* [INSTRUCTIONS TO FOLLOW]:
Rewrite the data between the lines holding "Text: GSM836197: GSM836197 [170,218,180,273]" and "Text: ▶: ▶ [64,290,72,300]", inclusive, swapping each "Bar" for "Rectangle" and keeping everything else unchanged.

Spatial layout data
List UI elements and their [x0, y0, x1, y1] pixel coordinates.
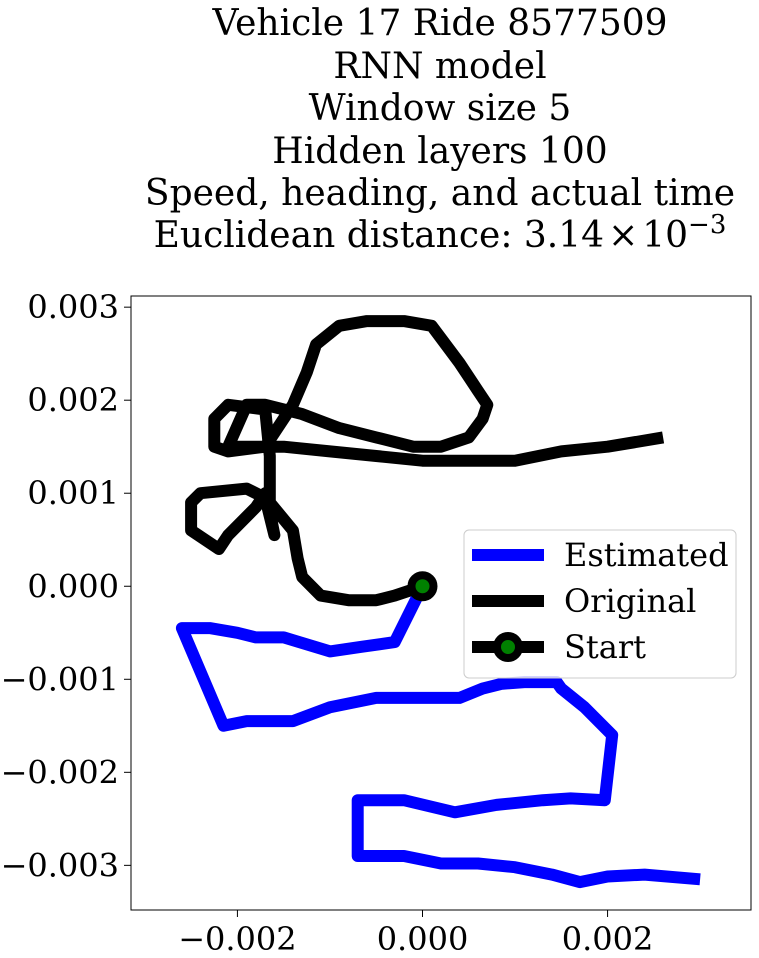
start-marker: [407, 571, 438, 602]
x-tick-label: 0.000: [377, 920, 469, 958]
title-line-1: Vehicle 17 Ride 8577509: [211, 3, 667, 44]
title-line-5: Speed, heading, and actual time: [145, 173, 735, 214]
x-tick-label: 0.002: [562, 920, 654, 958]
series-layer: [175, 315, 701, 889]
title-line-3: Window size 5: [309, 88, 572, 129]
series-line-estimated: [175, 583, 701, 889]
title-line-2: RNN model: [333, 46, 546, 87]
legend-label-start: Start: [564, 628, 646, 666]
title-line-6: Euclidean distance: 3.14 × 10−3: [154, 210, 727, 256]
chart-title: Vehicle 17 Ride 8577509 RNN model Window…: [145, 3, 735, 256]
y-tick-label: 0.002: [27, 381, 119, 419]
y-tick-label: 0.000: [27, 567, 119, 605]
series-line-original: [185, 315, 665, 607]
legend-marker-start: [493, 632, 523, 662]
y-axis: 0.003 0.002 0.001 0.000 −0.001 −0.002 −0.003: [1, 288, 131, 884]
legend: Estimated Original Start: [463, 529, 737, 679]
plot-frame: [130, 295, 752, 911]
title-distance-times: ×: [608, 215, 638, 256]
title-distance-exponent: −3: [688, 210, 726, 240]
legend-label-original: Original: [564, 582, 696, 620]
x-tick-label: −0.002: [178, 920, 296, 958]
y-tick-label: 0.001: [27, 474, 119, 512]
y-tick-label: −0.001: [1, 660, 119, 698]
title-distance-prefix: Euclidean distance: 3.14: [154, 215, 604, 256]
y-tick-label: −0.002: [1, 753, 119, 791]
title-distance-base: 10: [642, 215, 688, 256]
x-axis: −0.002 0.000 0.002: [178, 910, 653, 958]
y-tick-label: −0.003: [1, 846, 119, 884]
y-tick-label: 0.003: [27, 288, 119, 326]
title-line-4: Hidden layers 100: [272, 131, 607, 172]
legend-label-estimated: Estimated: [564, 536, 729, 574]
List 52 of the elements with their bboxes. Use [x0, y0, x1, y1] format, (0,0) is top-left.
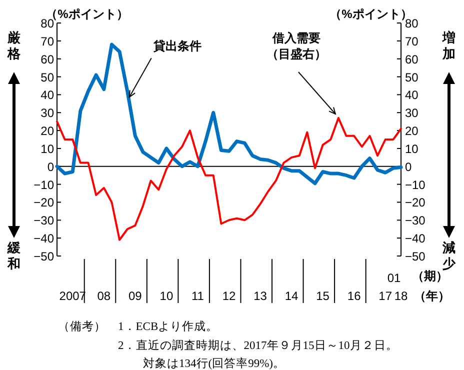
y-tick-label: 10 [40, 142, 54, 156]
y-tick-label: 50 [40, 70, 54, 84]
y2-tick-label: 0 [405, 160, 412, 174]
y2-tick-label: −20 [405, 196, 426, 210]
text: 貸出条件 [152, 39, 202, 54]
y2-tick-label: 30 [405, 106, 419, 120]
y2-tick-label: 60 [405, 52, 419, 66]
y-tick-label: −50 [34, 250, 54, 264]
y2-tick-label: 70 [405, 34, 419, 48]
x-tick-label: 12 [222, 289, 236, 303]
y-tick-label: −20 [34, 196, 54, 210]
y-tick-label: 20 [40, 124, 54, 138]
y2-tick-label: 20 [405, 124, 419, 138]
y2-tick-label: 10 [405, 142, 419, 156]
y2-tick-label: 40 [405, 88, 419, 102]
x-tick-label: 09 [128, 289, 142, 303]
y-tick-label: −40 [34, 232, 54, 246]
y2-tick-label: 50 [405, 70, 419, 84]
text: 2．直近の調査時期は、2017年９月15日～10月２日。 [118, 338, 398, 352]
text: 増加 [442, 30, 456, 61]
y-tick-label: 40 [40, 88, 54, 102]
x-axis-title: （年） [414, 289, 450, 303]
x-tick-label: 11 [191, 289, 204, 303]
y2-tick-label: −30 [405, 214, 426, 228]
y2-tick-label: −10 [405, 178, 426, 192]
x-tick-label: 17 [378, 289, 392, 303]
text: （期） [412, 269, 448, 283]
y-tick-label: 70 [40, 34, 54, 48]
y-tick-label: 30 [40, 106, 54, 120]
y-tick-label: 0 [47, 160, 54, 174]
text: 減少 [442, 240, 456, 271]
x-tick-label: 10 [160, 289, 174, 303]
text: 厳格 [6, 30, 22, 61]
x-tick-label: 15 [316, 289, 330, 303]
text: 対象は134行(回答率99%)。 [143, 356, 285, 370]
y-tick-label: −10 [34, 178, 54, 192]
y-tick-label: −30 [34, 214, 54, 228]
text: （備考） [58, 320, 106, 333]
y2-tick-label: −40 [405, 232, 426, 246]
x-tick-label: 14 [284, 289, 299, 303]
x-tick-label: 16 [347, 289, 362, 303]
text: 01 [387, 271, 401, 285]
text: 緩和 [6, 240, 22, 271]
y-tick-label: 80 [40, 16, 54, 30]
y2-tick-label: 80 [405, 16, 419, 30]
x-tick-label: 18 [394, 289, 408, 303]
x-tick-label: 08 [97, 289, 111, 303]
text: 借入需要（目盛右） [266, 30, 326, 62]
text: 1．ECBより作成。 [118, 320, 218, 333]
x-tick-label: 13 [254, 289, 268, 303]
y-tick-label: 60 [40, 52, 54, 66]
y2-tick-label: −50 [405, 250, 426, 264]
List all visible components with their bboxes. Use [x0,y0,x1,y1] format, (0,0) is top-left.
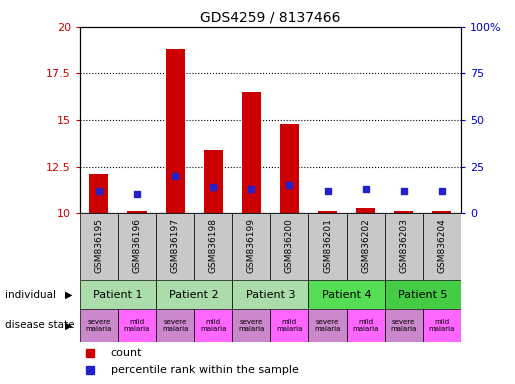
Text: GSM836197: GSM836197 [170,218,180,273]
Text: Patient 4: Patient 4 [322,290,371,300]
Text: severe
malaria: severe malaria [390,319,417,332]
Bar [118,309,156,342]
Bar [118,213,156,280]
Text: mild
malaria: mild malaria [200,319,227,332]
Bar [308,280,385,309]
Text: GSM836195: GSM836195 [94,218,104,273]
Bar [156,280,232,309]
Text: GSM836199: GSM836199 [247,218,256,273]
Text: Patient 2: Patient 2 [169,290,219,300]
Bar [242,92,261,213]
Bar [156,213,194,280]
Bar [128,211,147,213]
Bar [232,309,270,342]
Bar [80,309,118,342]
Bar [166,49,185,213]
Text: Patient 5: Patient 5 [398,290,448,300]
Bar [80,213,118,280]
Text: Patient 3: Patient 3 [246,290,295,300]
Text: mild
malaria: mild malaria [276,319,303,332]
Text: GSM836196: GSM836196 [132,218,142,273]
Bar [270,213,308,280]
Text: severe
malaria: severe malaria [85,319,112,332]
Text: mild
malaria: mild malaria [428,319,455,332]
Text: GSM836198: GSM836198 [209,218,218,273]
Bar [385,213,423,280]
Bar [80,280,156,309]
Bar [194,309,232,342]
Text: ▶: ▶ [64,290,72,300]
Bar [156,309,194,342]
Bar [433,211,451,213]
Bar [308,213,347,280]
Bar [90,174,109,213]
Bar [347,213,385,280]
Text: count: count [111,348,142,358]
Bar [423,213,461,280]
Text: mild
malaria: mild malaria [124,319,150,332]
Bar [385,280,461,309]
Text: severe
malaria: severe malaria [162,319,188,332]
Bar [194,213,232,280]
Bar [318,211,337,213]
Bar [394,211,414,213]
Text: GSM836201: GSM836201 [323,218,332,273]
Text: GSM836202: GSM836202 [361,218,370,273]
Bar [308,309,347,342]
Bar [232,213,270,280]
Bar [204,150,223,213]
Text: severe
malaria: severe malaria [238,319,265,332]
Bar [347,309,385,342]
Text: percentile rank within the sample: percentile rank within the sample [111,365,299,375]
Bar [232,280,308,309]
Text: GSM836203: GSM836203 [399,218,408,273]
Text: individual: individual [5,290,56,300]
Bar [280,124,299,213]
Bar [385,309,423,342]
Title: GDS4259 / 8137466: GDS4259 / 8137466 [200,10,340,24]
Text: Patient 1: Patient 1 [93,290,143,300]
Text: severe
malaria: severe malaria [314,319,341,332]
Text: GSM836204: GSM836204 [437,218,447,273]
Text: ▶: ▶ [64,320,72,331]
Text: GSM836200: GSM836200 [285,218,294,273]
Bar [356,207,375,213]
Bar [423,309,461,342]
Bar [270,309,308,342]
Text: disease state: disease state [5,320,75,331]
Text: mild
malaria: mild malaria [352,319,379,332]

* [TASK RESPONSE]:
Text: GSM836197: GSM836197 [170,218,180,273]
Text: Patient 4: Patient 4 [322,290,371,300]
Text: severe
malaria: severe malaria [390,319,417,332]
Rectangle [118,309,156,342]
Rectangle [118,213,156,280]
Text: mild
malaria: mild malaria [200,319,227,332]
Rectangle [308,280,385,309]
Text: GSM836195: GSM836195 [94,218,104,273]
Rectangle [156,280,232,309]
Text: GSM836199: GSM836199 [247,218,256,273]
Text: Patient 2: Patient 2 [169,290,219,300]
Rectangle [242,92,261,213]
Rectangle [156,213,194,280]
Rectangle [128,211,147,213]
Rectangle [232,309,270,342]
Rectangle [80,309,118,342]
Rectangle [166,49,185,213]
Text: Patient 5: Patient 5 [398,290,448,300]
Rectangle [80,213,118,280]
Text: Patient 3: Patient 3 [246,290,295,300]
Text: mild
malaria: mild malaria [276,319,303,332]
Text: GSM836196: GSM836196 [132,218,142,273]
Rectangle [270,213,308,280]
Text: severe
malaria: severe malaria [85,319,112,332]
Text: mild
malaria: mild malaria [428,319,455,332]
Text: GSM836198: GSM836198 [209,218,218,273]
Rectangle [385,213,423,280]
Rectangle [80,280,156,309]
Rectangle [194,309,232,342]
Text: ▶: ▶ [64,290,72,300]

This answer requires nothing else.